Directions for this task →
Take the material and output all of it exactly.

(begin)

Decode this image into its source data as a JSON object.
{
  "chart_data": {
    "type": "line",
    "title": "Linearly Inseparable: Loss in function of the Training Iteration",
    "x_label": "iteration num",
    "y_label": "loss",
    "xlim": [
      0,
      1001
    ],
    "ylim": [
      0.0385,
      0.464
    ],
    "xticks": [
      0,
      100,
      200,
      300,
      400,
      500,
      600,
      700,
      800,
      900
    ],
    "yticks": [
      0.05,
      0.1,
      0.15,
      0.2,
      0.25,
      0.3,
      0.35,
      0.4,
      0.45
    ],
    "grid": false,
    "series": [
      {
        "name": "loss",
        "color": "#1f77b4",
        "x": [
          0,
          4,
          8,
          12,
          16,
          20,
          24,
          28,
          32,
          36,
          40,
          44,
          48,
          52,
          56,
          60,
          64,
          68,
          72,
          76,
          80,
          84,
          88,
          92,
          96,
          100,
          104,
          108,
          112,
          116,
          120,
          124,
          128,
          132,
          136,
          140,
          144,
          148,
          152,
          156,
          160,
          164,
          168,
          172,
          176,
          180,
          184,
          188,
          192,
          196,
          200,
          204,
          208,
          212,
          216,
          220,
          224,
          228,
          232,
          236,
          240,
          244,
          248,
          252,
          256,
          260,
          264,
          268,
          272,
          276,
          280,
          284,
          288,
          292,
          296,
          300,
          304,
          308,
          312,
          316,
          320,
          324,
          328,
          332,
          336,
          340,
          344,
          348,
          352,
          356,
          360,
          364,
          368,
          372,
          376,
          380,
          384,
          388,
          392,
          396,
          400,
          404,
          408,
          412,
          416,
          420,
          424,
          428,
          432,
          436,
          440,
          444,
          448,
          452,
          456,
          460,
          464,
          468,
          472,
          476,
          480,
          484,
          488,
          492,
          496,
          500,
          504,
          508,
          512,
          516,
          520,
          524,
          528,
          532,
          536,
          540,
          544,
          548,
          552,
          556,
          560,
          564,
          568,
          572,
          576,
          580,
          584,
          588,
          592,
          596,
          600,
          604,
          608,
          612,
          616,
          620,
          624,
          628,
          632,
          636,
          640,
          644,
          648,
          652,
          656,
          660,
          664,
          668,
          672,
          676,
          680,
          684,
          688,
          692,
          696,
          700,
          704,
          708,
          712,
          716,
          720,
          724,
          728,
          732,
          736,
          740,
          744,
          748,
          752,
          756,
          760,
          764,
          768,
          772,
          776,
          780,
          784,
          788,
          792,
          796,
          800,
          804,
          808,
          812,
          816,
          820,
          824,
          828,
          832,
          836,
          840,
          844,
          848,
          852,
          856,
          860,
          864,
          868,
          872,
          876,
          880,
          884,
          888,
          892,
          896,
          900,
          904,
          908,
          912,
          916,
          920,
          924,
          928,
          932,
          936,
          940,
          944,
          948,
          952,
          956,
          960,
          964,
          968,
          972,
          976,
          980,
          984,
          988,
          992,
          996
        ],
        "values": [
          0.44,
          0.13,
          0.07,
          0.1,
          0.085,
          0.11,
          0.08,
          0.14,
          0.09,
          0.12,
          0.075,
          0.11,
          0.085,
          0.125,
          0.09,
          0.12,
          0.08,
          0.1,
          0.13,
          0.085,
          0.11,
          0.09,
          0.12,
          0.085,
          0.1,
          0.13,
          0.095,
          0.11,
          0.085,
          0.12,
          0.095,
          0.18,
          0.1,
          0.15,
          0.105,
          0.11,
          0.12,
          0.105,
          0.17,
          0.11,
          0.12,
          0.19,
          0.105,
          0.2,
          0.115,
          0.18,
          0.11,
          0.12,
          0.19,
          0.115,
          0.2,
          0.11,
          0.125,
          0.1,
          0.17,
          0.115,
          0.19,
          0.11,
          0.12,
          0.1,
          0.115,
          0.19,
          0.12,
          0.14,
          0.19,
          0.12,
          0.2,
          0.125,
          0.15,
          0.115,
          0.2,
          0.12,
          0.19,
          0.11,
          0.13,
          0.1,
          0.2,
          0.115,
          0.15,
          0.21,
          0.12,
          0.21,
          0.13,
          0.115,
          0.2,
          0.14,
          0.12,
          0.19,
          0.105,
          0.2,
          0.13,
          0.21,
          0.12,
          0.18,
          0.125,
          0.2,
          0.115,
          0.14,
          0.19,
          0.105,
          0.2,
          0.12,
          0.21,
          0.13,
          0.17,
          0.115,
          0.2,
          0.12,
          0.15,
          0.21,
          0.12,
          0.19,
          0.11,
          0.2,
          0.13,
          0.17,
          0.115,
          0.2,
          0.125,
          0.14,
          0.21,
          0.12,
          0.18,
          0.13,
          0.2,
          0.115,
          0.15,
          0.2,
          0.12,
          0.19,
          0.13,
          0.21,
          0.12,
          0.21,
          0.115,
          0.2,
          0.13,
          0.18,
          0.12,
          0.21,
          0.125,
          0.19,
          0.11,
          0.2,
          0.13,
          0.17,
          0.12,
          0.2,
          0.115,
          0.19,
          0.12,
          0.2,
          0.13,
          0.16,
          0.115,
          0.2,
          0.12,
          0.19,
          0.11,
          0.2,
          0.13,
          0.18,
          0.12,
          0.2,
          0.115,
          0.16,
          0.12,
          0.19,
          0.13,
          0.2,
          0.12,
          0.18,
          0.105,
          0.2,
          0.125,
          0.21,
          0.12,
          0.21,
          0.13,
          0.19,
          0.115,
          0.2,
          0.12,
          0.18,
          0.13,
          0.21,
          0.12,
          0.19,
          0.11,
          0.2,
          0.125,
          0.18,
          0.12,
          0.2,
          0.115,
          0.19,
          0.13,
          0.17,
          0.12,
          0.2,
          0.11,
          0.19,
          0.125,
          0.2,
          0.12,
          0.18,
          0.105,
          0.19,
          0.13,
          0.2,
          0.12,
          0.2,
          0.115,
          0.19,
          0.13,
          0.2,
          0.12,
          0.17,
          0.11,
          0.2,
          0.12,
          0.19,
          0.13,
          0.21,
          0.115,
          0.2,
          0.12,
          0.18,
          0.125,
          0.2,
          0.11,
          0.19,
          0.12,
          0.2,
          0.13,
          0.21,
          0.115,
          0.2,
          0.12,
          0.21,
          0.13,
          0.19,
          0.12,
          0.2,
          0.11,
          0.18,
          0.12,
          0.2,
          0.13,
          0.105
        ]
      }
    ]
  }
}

(end)

Solved exercise →
Decode this image into its source data as a JSON object.
{
  "chart_data": {
    "type": "line",
    "title": "Linearly Inseparable: Loss in function of the Training Iteration",
    "x_label": "iteration num",
    "y_label": "loss",
    "xlim": [
      0,
      1001
    ],
    "ylim": [
      0.0385,
      0.464
    ],
    "xticks": [
      0,
      100,
      200,
      300,
      400,
      500,
      600,
      700,
      800,
      900
    ],
    "yticks": [
      0.05,
      0.1,
      0.15,
      0.2,
      0.25,
      0.3,
      0.35,
      0.4,
      0.45
    ],
    "grid": false,
    "series": [
      {
        "name": "loss",
        "color": "#1f77b4",
        "x": [
          0,
          4,
          8,
          12,
          16,
          20,
          24,
          28,
          32,
          36,
          40,
          44,
          48,
          52,
          56,
          60,
          64,
          68,
          72,
          76,
          80,
          84,
          88,
          92,
          96,
          100,
          104,
          108,
          112,
          116,
          120,
          124,
          128,
          132,
          136,
          140,
          144,
          148,
          152,
          156,
          160,
          164,
          168,
          172,
          176,
          180,
          184,
          188,
          192,
          196,
          200,
          204,
          208,
          212,
          216,
          220,
          224,
          228,
          232,
          236,
          240,
          244,
          248,
          252,
          256,
          260,
          264,
          268,
          272,
          276,
          280,
          284,
          288,
          292,
          296,
          300,
          304,
          308,
          312,
          316,
          320,
          324,
          328,
          332,
          336,
          340,
          344,
          348,
          352,
          356,
          360,
          364,
          368,
          372,
          376,
          380,
          384,
          388,
          392,
          396,
          400,
          404,
          408,
          412,
          416,
          420,
          424,
          428,
          432,
          436,
          440,
          444,
          448,
          452,
          456,
          460,
          464,
          468,
          472,
          476,
          480,
          484,
          488,
          492,
          496,
          500,
          504,
          508,
          512,
          516,
          520,
          524,
          528,
          532,
          536,
          540,
          544,
          548,
          552,
          556,
          560,
          564,
          568,
          572,
          576,
          580,
          584,
          588,
          592,
          596,
          600,
          604,
          608,
          612,
          616,
          620,
          624,
          628,
          632,
          636,
          640,
          644,
          648,
          652,
          656,
          660,
          664,
          668,
          672,
          676,
          680,
          684,
          688,
          692,
          696,
          700,
          704,
          708,
          712,
          716,
          720,
          724,
          728,
          732,
          736,
          740,
          744,
          748,
          752,
          756,
          760,
          764,
          768,
          772,
          776,
          780,
          784,
          788,
          792,
          796,
          800,
          804,
          808,
          812,
          816,
          820,
          824,
          828,
          832,
          836,
          840,
          844,
          848,
          852,
          856,
          860,
          864,
          868,
          872,
          876,
          880,
          884,
          888,
          892,
          896,
          900,
          904,
          908,
          912,
          916,
          920,
          924,
          928,
          932,
          936,
          940,
          944,
          948,
          952,
          956,
          960,
          964,
          968,
          972,
          976,
          980,
          984,
          988,
          992,
          996
        ],
        "values": [
          0.44,
          0.13,
          0.07,
          0.1,
          0.085,
          0.11,
          0.08,
          0.14,
          0.09,
          0.12,
          0.075,
          0.11,
          0.085,
          0.125,
          0.09,
          0.12,
          0.08,
          0.1,
          0.13,
          0.085,
          0.11,
          0.09,
          0.12,
          0.085,
          0.1,
          0.13,
          0.095,
          0.11,
          0.085,
          0.12,
          0.095,
          0.18,
          0.1,
          0.15,
          0.105,
          0.11,
          0.12,
          0.105,
          0.17,
          0.11,
          0.12,
          0.19,
          0.105,
          0.2,
          0.115,
          0.18,
          0.11,
          0.12,
          0.19,
          0.115,
          0.2,
          0.11,
          0.125,
          0.1,
          0.17,
          0.115,
          0.19,
          0.11,
          0.12,
          0.1,
          0.115,
          0.19,
          0.12,
          0.14,
          0.19,
          0.12,
          0.2,
          0.125,
          0.15,
          0.115,
          0.2,
          0.12,
          0.19,
          0.11,
          0.13,
          0.1,
          0.2,
          0.115,
          0.15,
          0.21,
          0.12,
          0.21,
          0.13,
          0.115,
          0.2,
          0.14,
          0.12,
          0.19,
          0.105,
          0.2,
          0.13,
          0.21,
          0.12,
          0.18,
          0.125,
          0.2,
          0.115,
          0.14,
          0.19,
          0.105,
          0.2,
          0.12,
          0.21,
          0.13,
          0.17,
          0.115,
          0.2,
          0.12,
          0.15,
          0.21,
          0.12,
          0.19,
          0.11,
          0.2,
          0.13,
          0.17,
          0.115,
          0.2,
          0.125,
          0.14,
          0.21,
          0.12,
          0.18,
          0.13,
          0.2,
          0.115,
          0.15,
          0.2,
          0.12,
          0.19,
          0.13,
          0.21,
          0.12,
          0.21,
          0.115,
          0.2,
          0.13,
          0.18,
          0.12,
          0.21,
          0.125,
          0.19,
          0.11,
          0.2,
          0.13,
          0.17,
          0.12,
          0.2,
          0.115,
          0.19,
          0.12,
          0.2,
          0.13,
          0.16,
          0.115,
          0.2,
          0.12,
          0.19,
          0.11,
          0.2,
          0.13,
          0.18,
          0.12,
          0.2,
          0.115,
          0.16,
          0.12,
          0.19,
          0.13,
          0.2,
          0.12,
          0.18,
          0.105,
          0.2,
          0.125,
          0.21,
          0.12,
          0.21,
          0.13,
          0.19,
          0.115,
          0.2,
          0.12,
          0.18,
          0.13,
          0.21,
          0.12,
          0.19,
          0.11,
          0.2,
          0.125,
          0.18,
          0.12,
          0.2,
          0.115,
          0.19,
          0.13,
          0.17,
          0.12,
          0.2,
          0.11,
          0.19,
          0.125,
          0.2,
          0.12,
          0.18,
          0.105,
          0.19,
          0.13,
          0.2,
          0.12,
          0.2,
          0.115,
          0.19,
          0.13,
          0.2,
          0.12,
          0.17,
          0.11,
          0.2,
          0.12,
          0.19,
          0.13,
          0.21,
          0.115,
          0.2,
          0.12,
          0.18,
          0.125,
          0.2,
          0.11,
          0.19,
          0.12,
          0.2,
          0.13,
          0.21,
          0.115,
          0.2,
          0.12,
          0.21,
          0.13,
          0.19,
          0.12,
          0.2,
          0.11,
          0.18,
          0.12,
          0.2,
          0.13,
          0.105
        ]
      }
    ]
  }
}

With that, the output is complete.